[Start of section]

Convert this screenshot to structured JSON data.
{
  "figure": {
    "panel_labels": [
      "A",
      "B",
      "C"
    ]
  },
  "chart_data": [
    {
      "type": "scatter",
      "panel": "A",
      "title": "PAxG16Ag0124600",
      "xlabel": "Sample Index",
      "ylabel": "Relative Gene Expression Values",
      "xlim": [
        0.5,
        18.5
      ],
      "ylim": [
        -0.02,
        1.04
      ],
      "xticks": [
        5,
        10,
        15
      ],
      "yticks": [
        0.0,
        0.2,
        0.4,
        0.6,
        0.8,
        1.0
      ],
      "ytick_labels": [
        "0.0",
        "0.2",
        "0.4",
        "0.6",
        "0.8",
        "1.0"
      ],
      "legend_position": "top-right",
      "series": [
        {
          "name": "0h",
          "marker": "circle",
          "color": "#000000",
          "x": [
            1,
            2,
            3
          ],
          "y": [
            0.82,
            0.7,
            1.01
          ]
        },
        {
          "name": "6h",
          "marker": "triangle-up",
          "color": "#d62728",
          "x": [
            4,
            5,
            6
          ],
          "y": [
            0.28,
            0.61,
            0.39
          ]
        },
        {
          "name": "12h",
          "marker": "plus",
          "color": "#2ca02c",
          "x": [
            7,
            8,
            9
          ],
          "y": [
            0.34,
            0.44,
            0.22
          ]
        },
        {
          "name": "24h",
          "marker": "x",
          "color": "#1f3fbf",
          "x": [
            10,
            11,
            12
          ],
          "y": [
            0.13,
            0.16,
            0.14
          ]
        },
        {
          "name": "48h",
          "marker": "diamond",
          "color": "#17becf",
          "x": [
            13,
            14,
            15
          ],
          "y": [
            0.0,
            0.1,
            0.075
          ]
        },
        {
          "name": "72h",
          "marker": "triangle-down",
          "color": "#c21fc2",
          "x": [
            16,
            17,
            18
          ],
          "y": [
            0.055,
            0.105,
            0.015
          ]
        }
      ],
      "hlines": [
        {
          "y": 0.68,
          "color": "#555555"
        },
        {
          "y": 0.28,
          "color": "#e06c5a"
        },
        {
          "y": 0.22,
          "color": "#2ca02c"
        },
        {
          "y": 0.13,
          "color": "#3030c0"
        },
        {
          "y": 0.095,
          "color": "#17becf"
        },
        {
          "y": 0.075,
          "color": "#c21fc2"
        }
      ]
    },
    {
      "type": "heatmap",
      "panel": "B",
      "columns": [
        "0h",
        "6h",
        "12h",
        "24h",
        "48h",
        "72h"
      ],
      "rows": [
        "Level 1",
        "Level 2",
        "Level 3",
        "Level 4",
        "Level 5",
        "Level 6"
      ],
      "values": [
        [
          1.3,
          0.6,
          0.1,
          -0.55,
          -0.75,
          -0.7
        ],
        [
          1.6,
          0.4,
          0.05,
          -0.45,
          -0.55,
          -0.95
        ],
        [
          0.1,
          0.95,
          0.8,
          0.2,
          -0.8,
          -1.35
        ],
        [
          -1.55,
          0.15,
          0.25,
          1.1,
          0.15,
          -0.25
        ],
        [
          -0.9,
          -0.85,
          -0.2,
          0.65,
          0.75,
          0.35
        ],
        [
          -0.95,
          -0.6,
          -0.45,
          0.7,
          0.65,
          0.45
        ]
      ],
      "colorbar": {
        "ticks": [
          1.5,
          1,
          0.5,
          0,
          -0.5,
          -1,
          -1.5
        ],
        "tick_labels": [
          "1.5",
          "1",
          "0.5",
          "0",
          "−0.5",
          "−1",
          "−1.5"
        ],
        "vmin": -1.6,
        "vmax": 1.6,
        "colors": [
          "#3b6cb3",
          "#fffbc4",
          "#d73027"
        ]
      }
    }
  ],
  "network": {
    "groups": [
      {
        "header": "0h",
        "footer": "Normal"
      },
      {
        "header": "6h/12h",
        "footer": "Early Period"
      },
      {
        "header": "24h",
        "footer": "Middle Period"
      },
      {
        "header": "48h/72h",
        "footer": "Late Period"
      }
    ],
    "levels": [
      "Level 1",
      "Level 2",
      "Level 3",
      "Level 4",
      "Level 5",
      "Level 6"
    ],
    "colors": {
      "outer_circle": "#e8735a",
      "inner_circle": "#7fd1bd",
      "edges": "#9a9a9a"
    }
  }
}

[End of section]

Make an exact copy of the records.

# Answer section:
Convert this screenshot to structured JSON data.
{
  "figure": {
    "panel_labels": [
      "A",
      "B",
      "C"
    ]
  },
  "chart_data": [
    {
      "type": "scatter",
      "panel": "A",
      "title": "PAxG16Ag0124600",
      "xlabel": "Sample Index",
      "ylabel": "Relative Gene Expression Values",
      "xlim": [
        0.5,
        18.5
      ],
      "ylim": [
        -0.02,
        1.04
      ],
      "xticks": [
        5,
        10,
        15
      ],
      "yticks": [
        0.0,
        0.2,
        0.4,
        0.6,
        0.8,
        1.0
      ],
      "ytick_labels": [
        "0.0",
        "0.2",
        "0.4",
        "0.6",
        "0.8",
        "1.0"
      ],
      "legend_position": "top-right",
      "series": [
        {
          "name": "0h",
          "marker": "circle",
          "color": "#000000",
          "x": [
            1,
            2,
            3
          ],
          "y": [
            0.82,
            0.7,
            1.01
          ]
        },
        {
          "name": "6h",
          "marker": "triangle-up",
          "color": "#d62728",
          "x": [
            4,
            5,
            6
          ],
          "y": [
            0.28,
            0.61,
            0.39
          ]
        },
        {
          "name": "12h",
          "marker": "plus",
          "color": "#2ca02c",
          "x": [
            7,
            8,
            9
          ],
          "y": [
            0.34,
            0.44,
            0.22
          ]
        },
        {
          "name": "24h",
          "marker": "x",
          "color": "#1f3fbf",
          "x": [
            10,
            11,
            12
          ],
          "y": [
            0.13,
            0.16,
            0.14
          ]
        },
        {
          "name": "48h",
          "marker": "diamond",
          "color": "#17becf",
          "x": [
            13,
            14,
            15
          ],
          "y": [
            0.0,
            0.1,
            0.075
          ]
        },
        {
          "name": "72h",
          "marker": "triangle-down",
          "color": "#c21fc2",
          "x": [
            16,
            17,
            18
          ],
          "y": [
            0.055,
            0.105,
            0.015
          ]
        }
      ],
      "hlines": [
        {
          "y": 0.68,
          "color": "#555555"
        },
        {
          "y": 0.28,
          "color": "#e06c5a"
        },
        {
          "y": 0.22,
          "color": "#2ca02c"
        },
        {
          "y": 0.13,
          "color": "#3030c0"
        },
        {
          "y": 0.095,
          "color": "#17becf"
        },
        {
          "y": 0.075,
          "color": "#c21fc2"
        }
      ]
    },
    {
      "type": "heatmap",
      "panel": "B",
      "columns": [
        "0h",
        "6h",
        "12h",
        "24h",
        "48h",
        "72h"
      ],
      "rows": [
        "Level 1",
        "Level 2",
        "Level 3",
        "Level 4",
        "Level 5",
        "Level 6"
      ],
      "values": [
        [
          1.3,
          0.6,
          0.1,
          -0.55,
          -0.75,
          -0.7
        ],
        [
          1.6,
          0.4,
          0.05,
          -0.45,
          -0.55,
          -0.95
        ],
        [
          0.1,
          0.95,
          0.8,
          0.2,
          -0.8,
          -1.35
        ],
        [
          -1.55,
          0.15,
          0.25,
          1.1,
          0.15,
          -0.25
        ],
        [
          -0.9,
          -0.85,
          -0.2,
          0.65,
          0.75,
          0.35
        ],
        [
          -0.95,
          -0.6,
          -0.45,
          0.7,
          0.65,
          0.45
        ]
      ],
      "colorbar": {
        "ticks": [
          1.5,
          1,
          0.5,
          0,
          -0.5,
          -1,
          -1.5
        ],
        "tick_labels": [
          "1.5",
          "1",
          "0.5",
          "0",
          "−0.5",
          "−1",
          "−1.5"
        ],
        "vmin": -1.6,
        "vmax": 1.6,
        "colors": [
          "#3b6cb3",
          "#fffbc4",
          "#d73027"
        ]
      }
    }
  ],
  "network": {
    "groups": [
      {
        "header": "0h",
        "footer": "Normal"
      },
      {
        "header": "6h/12h",
        "footer": "Early Period"
      },
      {
        "header": "24h",
        "footer": "Middle Period"
      },
      {
        "header": "48h/72h",
        "footer": "Late Period"
      }
    ],
    "levels": [
      "Level 1",
      "Level 2",
      "Level 3",
      "Level 4",
      "Level 5",
      "Level 6"
    ],
    "colors": {
      "outer_circle": "#e8735a",
      "inner_circle": "#7fd1bd",
      "edges": "#9a9a9a"
    }
  }
}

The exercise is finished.